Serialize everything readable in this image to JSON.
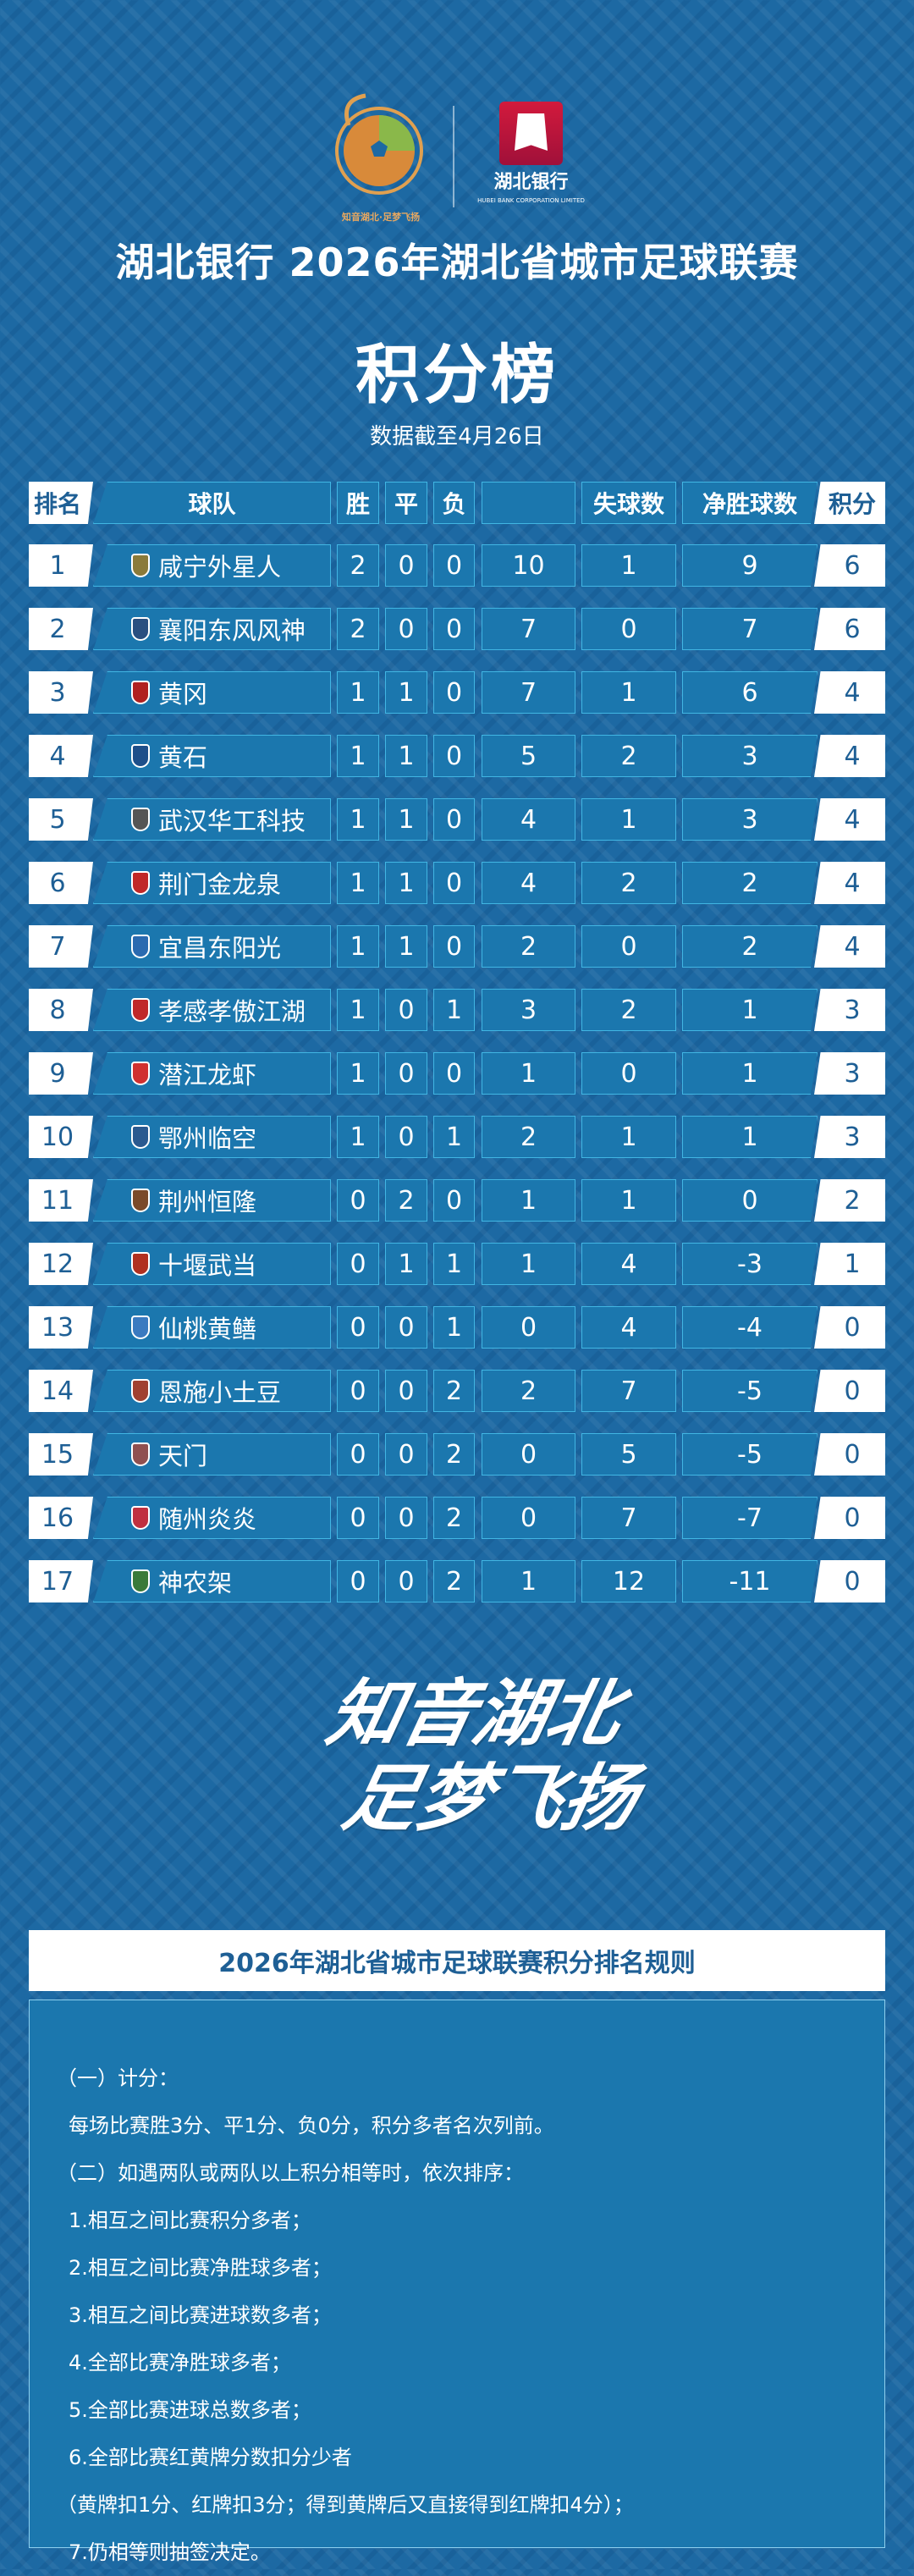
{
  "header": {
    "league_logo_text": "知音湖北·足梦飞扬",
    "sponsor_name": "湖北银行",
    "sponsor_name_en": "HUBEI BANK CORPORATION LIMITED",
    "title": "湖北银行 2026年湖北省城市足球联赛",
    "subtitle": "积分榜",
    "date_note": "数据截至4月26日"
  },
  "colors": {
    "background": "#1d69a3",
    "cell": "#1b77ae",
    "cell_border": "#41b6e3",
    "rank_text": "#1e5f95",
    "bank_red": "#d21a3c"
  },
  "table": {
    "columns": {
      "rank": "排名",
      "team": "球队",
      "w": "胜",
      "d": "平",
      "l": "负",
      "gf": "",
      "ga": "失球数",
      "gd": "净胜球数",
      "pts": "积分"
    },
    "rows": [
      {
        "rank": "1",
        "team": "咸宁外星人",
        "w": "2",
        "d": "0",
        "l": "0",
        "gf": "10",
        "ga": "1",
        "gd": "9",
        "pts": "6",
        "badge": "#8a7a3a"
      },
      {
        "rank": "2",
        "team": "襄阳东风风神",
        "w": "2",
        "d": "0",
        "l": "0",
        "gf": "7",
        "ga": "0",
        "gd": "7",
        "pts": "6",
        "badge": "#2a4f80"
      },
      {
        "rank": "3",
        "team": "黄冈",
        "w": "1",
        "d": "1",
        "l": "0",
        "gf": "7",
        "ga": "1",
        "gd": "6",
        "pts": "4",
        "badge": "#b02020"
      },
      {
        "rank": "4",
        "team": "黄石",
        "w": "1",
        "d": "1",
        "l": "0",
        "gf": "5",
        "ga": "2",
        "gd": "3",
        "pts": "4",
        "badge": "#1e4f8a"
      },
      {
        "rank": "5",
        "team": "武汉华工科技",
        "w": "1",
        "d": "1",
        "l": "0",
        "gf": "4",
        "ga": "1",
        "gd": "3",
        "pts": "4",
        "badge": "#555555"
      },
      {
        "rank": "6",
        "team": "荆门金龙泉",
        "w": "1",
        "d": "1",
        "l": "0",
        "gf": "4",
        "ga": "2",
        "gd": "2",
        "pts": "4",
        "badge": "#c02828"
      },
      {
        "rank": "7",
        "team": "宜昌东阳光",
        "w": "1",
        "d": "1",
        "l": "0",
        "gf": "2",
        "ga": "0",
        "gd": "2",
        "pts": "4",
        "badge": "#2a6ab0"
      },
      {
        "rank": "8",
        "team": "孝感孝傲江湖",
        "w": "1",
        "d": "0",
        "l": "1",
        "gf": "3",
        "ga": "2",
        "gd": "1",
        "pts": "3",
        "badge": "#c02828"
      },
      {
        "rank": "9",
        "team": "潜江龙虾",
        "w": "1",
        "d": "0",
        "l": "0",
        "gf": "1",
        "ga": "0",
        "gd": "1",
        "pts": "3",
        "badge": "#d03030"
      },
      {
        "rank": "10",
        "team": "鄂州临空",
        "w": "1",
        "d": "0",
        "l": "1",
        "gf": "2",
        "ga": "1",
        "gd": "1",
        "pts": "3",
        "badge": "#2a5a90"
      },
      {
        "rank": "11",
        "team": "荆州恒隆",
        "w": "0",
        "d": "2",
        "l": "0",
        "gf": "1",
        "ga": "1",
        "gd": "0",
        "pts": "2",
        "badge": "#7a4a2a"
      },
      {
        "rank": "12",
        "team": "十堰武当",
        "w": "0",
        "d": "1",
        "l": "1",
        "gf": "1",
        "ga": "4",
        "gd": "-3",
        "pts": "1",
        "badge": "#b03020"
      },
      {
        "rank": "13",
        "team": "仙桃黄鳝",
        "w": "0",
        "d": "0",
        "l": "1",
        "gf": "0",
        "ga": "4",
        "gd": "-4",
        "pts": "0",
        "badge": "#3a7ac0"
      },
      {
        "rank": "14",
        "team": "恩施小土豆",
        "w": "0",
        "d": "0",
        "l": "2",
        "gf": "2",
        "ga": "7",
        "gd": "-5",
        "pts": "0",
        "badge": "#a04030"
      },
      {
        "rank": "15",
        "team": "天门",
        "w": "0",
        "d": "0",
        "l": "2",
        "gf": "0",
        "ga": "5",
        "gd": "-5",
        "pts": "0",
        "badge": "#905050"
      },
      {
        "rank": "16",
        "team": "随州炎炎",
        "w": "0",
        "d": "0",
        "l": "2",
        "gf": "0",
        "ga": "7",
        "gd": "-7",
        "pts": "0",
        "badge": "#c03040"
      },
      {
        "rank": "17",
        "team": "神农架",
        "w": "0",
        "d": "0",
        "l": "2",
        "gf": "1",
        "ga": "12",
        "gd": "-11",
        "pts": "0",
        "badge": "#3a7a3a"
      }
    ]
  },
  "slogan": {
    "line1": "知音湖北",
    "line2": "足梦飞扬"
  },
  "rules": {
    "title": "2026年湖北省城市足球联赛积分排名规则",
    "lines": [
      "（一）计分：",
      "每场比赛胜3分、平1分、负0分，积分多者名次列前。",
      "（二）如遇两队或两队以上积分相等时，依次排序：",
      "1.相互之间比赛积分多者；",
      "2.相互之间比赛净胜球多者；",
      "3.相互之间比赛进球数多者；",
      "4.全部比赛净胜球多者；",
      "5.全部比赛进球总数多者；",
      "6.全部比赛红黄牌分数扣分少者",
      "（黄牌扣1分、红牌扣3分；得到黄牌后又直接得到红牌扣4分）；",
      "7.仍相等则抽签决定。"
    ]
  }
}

++++++

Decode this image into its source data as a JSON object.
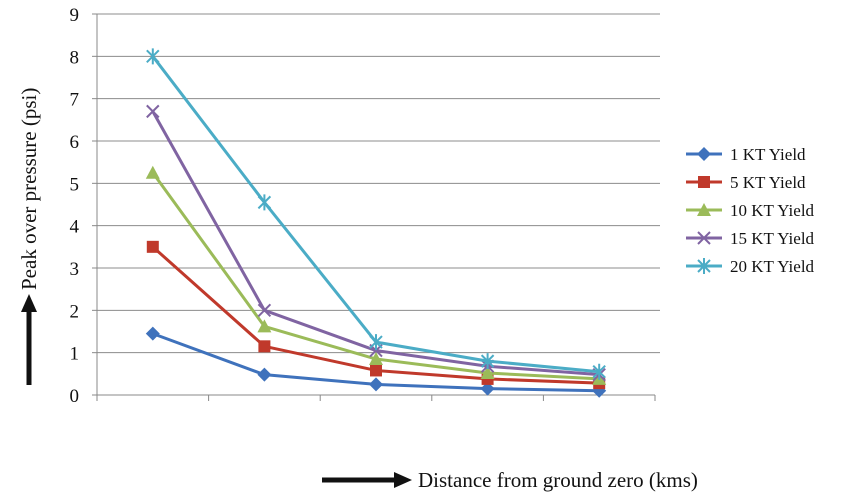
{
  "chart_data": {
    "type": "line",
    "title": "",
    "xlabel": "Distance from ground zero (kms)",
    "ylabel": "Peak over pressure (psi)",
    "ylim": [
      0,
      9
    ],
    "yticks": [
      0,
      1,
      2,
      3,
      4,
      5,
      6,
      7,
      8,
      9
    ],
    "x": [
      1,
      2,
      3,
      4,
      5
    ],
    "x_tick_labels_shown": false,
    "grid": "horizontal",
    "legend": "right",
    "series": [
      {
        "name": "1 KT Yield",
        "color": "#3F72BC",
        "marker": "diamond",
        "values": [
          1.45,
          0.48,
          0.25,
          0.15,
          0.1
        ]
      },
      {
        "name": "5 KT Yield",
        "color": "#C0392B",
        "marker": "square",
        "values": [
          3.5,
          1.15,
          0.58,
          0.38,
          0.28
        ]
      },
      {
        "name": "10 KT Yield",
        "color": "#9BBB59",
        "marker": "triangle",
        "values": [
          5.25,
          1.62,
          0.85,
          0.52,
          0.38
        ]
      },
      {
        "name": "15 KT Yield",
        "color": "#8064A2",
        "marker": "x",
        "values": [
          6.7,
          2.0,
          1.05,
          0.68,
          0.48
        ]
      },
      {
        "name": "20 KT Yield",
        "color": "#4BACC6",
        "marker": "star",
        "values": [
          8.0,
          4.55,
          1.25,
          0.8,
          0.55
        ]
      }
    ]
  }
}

++++++

> _What is needed_
Your answer should be a single number: how many lines of the material contain the word "JSON".

> _Response_
2